[start]

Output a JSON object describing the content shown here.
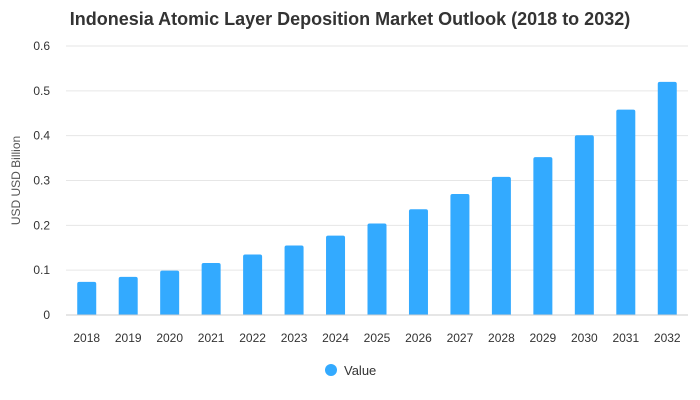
{
  "chart_data": {
    "type": "bar",
    "title": "Indonesia Atomic Layer Deposition Market Outlook (2018 to 2032)",
    "xlabel": "",
    "ylabel": "USD USD Billion",
    "categories": [
      "2018",
      "2019",
      "2020",
      "2021",
      "2022",
      "2023",
      "2024",
      "2025",
      "2026",
      "2027",
      "2028",
      "2029",
      "2030",
      "2031",
      "2032"
    ],
    "series": [
      {
        "name": "Value",
        "color": "#33aaff",
        "values": [
          0.074,
          0.085,
          0.099,
          0.116,
          0.135,
          0.155,
          0.177,
          0.204,
          0.236,
          0.27,
          0.308,
          0.352,
          0.401,
          0.458,
          0.52
        ]
      }
    ],
    "yticks": [
      "0",
      "0.1",
      "0.2",
      "0.3",
      "0.4",
      "0.5",
      "0.6"
    ],
    "ylim": [
      0,
      0.6
    ],
    "grid": true,
    "legend_position": "bottom-center",
    "gridline_color": "#e6e6e6"
  }
}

[end]

The request:
Replicate the material above verbatim; images stay out of the copy.

Exercise answer:
Output a JSON object describing the content shown here.
{
  "chart_data": {
    "type": "bar",
    "title": "Indonesia Atomic Layer Deposition Market Outlook (2018 to 2032)",
    "xlabel": "",
    "ylabel": "USD USD Billion",
    "categories": [
      "2018",
      "2019",
      "2020",
      "2021",
      "2022",
      "2023",
      "2024",
      "2025",
      "2026",
      "2027",
      "2028",
      "2029",
      "2030",
      "2031",
      "2032"
    ],
    "series": [
      {
        "name": "Value",
        "color": "#33aaff",
        "values": [
          0.074,
          0.085,
          0.099,
          0.116,
          0.135,
          0.155,
          0.177,
          0.204,
          0.236,
          0.27,
          0.308,
          0.352,
          0.401,
          0.458,
          0.52
        ]
      }
    ],
    "yticks": [
      "0",
      "0.1",
      "0.2",
      "0.3",
      "0.4",
      "0.5",
      "0.6"
    ],
    "ylim": [
      0,
      0.6
    ],
    "grid": true,
    "legend_position": "bottom-center",
    "gridline_color": "#e6e6e6"
  }
}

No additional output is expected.